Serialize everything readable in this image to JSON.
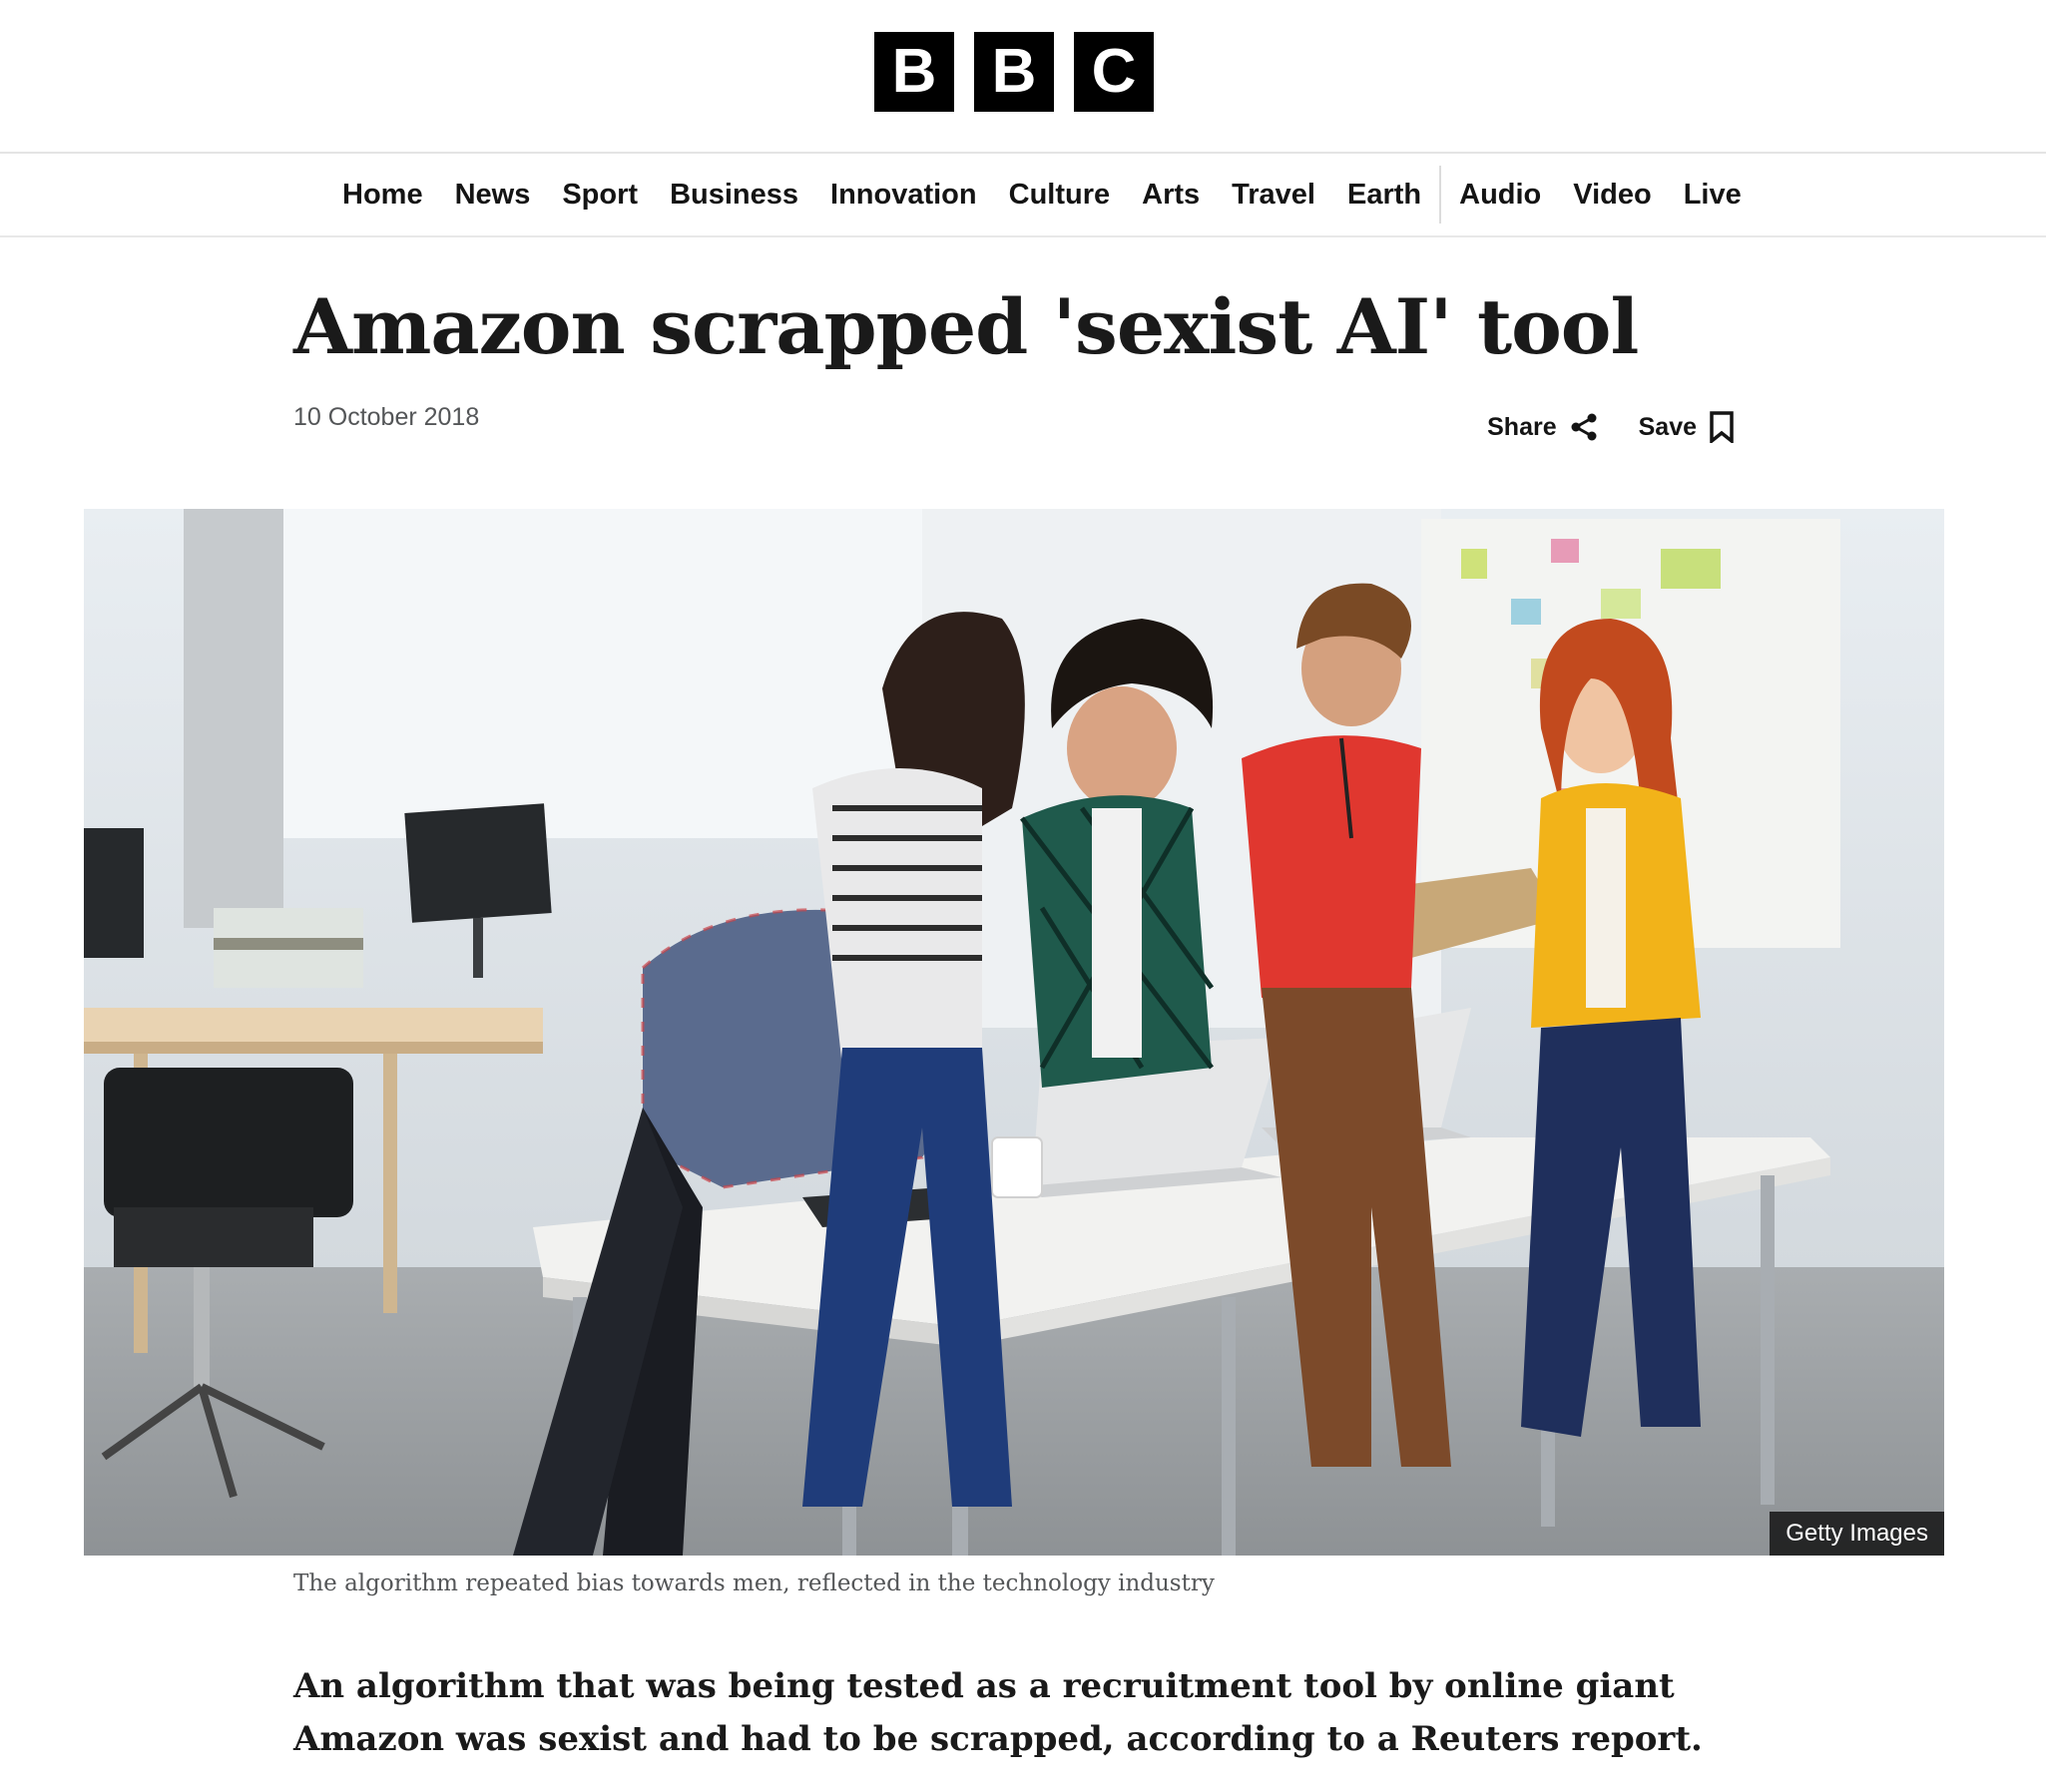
{
  "logo": {
    "letters": [
      "B",
      "B",
      "C"
    ]
  },
  "nav": {
    "items": [
      {
        "label": "Home"
      },
      {
        "label": "News"
      },
      {
        "label": "Sport"
      },
      {
        "label": "Business"
      },
      {
        "label": "Innovation"
      },
      {
        "label": "Culture"
      },
      {
        "label": "Arts"
      },
      {
        "label": "Travel"
      },
      {
        "label": "Earth"
      },
      {
        "label": "Audio"
      },
      {
        "label": "Video"
      },
      {
        "label": "Live"
      }
    ]
  },
  "article": {
    "headline": "Amazon scrapped 'sexist AI' tool",
    "date": "10 October 2018",
    "share_label": "Share",
    "save_label": "Save",
    "image_credit": "Getty Images",
    "image_caption": "The algorithm repeated bias towards men, reflected in the technology industry",
    "lead": "An algorithm that was being tested as a recruitment tool by online giant Amazon was sexist and had to be scrapped, according to a Reuters report."
  },
  "icons": {
    "share": "share-icon",
    "save": "bookmark-icon"
  },
  "colors": {
    "brand_black": "#000000",
    "text": "#141414",
    "muted": "#545658"
  }
}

***

AIM OF THE TASK =
Extract all the entries word for word; omit any pictures.

WRITTEN RESPONSE =
Serialize everything readable in this image to JSON.
{
  "logo": {
    "letters": [
      "B",
      "B",
      "C"
    ]
  },
  "nav": {
    "items": [
      {
        "label": "Home"
      },
      {
        "label": "News"
      },
      {
        "label": "Sport"
      },
      {
        "label": "Business"
      },
      {
        "label": "Innovation"
      },
      {
        "label": "Culture"
      },
      {
        "label": "Arts"
      },
      {
        "label": "Travel"
      },
      {
        "label": "Earth"
      },
      {
        "label": "Audio"
      },
      {
        "label": "Video"
      },
      {
        "label": "Live"
      }
    ]
  },
  "article": {
    "headline": "Amazon scrapped 'sexist AI' tool",
    "date": "10 October 2018",
    "share_label": "Share",
    "save_label": "Save",
    "image_credit": "Getty Images",
    "image_caption": "The algorithm repeated bias towards men, reflected in the technology industry",
    "lead": "An algorithm that was being tested as a recruitment tool by online giant Amazon was sexist and had to be scrapped, according to a Reuters report."
  },
  "icons": {
    "share": "share-icon",
    "save": "bookmark-icon"
  },
  "colors": {
    "brand_black": "#000000",
    "text": "#141414",
    "muted": "#545658"
  }
}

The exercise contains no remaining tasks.